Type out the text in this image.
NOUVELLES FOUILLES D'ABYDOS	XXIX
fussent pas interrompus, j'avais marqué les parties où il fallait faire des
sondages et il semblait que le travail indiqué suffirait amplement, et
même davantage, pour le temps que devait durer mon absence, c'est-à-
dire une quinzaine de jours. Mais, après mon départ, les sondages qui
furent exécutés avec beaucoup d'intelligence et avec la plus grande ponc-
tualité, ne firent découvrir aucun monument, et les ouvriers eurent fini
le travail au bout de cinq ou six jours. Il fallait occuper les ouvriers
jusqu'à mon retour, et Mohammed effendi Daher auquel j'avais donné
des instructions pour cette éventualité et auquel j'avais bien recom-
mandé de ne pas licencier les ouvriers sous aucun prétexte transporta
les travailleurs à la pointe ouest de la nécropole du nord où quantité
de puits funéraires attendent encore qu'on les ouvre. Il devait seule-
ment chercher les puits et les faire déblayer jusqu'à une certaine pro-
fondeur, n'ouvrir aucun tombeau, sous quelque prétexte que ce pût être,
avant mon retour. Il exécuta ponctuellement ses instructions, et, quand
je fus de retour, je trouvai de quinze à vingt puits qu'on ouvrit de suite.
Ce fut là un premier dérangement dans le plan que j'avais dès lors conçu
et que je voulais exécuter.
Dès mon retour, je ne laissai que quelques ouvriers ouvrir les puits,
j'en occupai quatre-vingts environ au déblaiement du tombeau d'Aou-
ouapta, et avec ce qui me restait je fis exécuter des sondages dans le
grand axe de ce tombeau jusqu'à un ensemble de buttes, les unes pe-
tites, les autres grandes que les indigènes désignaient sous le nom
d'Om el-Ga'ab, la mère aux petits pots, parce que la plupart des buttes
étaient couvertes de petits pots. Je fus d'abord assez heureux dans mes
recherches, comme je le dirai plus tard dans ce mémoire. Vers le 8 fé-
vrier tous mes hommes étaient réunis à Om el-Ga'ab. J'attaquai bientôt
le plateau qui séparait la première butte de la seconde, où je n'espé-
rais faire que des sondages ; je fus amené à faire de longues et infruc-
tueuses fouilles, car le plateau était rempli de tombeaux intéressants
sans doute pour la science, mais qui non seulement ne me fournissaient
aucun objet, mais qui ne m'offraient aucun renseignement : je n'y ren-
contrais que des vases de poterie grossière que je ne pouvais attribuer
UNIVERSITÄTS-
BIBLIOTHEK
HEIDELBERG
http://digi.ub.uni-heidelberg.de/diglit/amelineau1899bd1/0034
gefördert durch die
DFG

Requirement: Reproduce the entries above in full by retyping them exactly.

Output for this exercise:
Type out the text in this image.
NOUVELLES FOUILLES D'ABYDOS	XXIX
fussent pas interrompus, j'avais marqué les parties où il fallait faire des
sondages et il semblait que le travail indiqué suffirait amplement, et
même davantage, pour le temps que devait durer mon absence, c'est-à-
dire une quinzaine de jours. Mais, après mon départ, les sondages qui
furent exécutés avec beaucoup d'intelligence et avec la plus grande ponc-
tualité, ne firent découvrir aucun monument, et les ouvriers eurent fini
le travail au bout de cinq ou six jours. Il fallait occuper les ouvriers
jusqu'à mon retour, et Mohammed effendi Daher auquel j'avais donné
des instructions pour cette éventualité et auquel j'avais bien recom-
mandé de ne pas licencier les ouvriers sous aucun prétexte transporta
les travailleurs à la pointe ouest de la nécropole du nord où quantité
de puits funéraires attendent encore qu'on les ouvre. Il devait seule-
ment chercher les puits et les faire déblayer jusqu'à une certaine pro-
fondeur, n'ouvrir aucun tombeau, sous quelque prétexte que ce pût être,
avant mon retour. Il exécuta ponctuellement ses instructions, et, quand
je fus de retour, je trouvai de quinze à vingt puits qu'on ouvrit de suite.
Ce fut là un premier dérangement dans le plan que j'avais dès lors conçu
et que je voulais exécuter.
Dès mon retour, je ne laissai que quelques ouvriers ouvrir les puits,
j'en occupai quatre-vingts environ au déblaiement du tombeau d'Aou-
ouapta, et avec ce qui me restait je fis exécuter des sondages dans le
grand axe de ce tombeau jusqu'à un ensemble de buttes, les unes pe-
tites, les autres grandes que les indigènes désignaient sous le nom
d'Om el-Ga'ab, la mère aux petits pots, parce que la plupart des buttes
étaient couvertes de petits pots. Je fus d'abord assez heureux dans mes
recherches, comme je le dirai plus tard dans ce mémoire. Vers le 8 fé-
vrier tous mes hommes étaient réunis à Om el-Ga'ab. J'attaquai bientôt
le plateau qui séparait la première butte de la seconde, où je n'espé-
rais faire que des sondages ; je fus amené à faire de longues et infruc-
tueuses fouilles, car le plateau était rempli de tombeaux intéressants
sans doute pour la science, mais qui non seulement ne me fournissaient
aucun objet, mais qui ne m'offraient aucun renseignement : je n'y ren-
contrais que des vases de poterie grossière que je ne pouvais attribuer
UNIVERSITÄTS-
BIBLIOTHEK
HEIDELBERG
http://digi.ub.uni-heidelberg.de/diglit/amelineau1899bd1/0034
gefördert durch die
DFG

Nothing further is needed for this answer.